* **Work required**:
Please print all of the material below, word for word.

# # # #

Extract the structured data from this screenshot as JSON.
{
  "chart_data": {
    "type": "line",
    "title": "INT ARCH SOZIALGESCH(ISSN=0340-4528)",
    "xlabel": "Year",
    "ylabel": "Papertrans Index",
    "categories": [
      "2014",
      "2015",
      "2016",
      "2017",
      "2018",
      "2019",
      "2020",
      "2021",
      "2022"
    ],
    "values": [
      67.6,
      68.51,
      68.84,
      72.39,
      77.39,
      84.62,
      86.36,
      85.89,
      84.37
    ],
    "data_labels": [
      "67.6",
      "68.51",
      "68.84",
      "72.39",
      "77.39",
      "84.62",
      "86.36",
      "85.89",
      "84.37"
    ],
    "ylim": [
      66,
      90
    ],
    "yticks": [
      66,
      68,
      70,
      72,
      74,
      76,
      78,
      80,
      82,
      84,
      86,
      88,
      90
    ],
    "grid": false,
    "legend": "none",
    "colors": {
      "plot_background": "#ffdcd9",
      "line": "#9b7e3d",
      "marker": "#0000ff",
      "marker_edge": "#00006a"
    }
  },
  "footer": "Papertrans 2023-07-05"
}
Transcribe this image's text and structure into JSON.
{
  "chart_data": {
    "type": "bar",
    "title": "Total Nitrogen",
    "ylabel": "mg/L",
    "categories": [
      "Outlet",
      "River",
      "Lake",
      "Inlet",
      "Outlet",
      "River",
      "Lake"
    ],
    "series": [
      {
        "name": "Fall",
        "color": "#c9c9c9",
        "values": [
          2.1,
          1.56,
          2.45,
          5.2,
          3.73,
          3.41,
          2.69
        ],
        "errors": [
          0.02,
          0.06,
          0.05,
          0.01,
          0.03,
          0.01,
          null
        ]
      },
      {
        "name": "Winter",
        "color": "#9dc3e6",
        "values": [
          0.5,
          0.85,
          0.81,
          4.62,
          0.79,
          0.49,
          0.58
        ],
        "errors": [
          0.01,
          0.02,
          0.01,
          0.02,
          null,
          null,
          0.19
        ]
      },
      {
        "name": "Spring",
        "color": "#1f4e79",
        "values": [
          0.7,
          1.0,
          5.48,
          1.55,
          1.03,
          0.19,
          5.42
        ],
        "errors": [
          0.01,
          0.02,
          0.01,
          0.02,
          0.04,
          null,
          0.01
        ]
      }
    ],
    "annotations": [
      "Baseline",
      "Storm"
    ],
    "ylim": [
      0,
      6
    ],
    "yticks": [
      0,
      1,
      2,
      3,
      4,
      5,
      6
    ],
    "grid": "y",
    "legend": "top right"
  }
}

# # # #

* **Result**:
Extract the structured data from this screenshot as JSON.
{
  "chart_data": {
    "type": "line",
    "title": "INT ARCH SOZIALGESCH(ISSN=0340-4528)",
    "xlabel": "Year",
    "ylabel": "Papertrans Index",
    "categories": [
      "2014",
      "2015",
      "2016",
      "2017",
      "2018",
      "2019",
      "2020",
      "2021",
      "2022"
    ],
    "values": [
      67.6,
      68.51,
      68.84,
      72.39,
      77.39,
      84.62,
      86.36,
      85.89,
      84.37
    ],
    "data_labels": [
      "67.6",
      "68.51",
      "68.84",
      "72.39",
      "77.39",
      "84.62",
      "86.36",
      "85.89",
      "84.37"
    ],
    "ylim": [
      66,
      90
    ],
    "yticks": [
      66,
      68,
      70,
      72,
      74,
      76,
      78,
      80,
      82,
      84,
      86,
      88,
      90
    ],
    "grid": false,
    "legend": "none",
    "colors": {
      "plot_background": "#ffdcd9",
      "line": "#9b7e3d",
      "marker": "#0000ff",
      "marker_edge": "#00006a"
    }
  },
  "footer": "Papertrans 2023-07-05"
}
Transcribe this image's text and structure into JSON.
{
  "chart_data": {
    "type": "bar",
    "title": "Total Nitrogen",
    "ylabel": "mg/L",
    "categories": [
      "Outlet",
      "River",
      "Lake",
      "Inlet",
      "Outlet",
      "River",
      "Lake"
    ],
    "series": [
      {
        "name": "Fall",
        "color": "#c9c9c9",
        "values": [
          2.1,
          1.56,
          2.45,
          5.2,
          3.73,
          3.41,
          2.69
        ],
        "errors": [
          0.02,
          0.06,
          0.05,
          0.01,
          0.03,
          0.01,
          null
        ]
      },
      {
        "name": "Winter",
        "color": "#9dc3e6",
        "values": [
          0.5,
          0.85,
          0.81,
          4.62,
          0.79,
          0.49,
          0.58
        ],
        "errors": [
          0.01,
          0.02,
          0.01,
          0.02,
          null,
          null,
          0.19
        ]
      },
      {
        "name": "Spring",
        "color": "#1f4e79",
        "values": [
          0.7,
          1.0,
          5.48,
          1.55,
          1.03,
          0.19,
          5.42
        ],
        "errors": [
          0.01,
          0.02,
          0.01,
          0.02,
          0.04,
          null,
          0.01
        ]
      }
    ],
    "annotations": [
      "Baseline",
      "Storm"
    ],
    "ylim": [
      0,
      6
    ],
    "yticks": [
      0,
      1,
      2,
      3,
      4,
      5,
      6
    ],
    "grid": "y",
    "legend": "top right"
  }
}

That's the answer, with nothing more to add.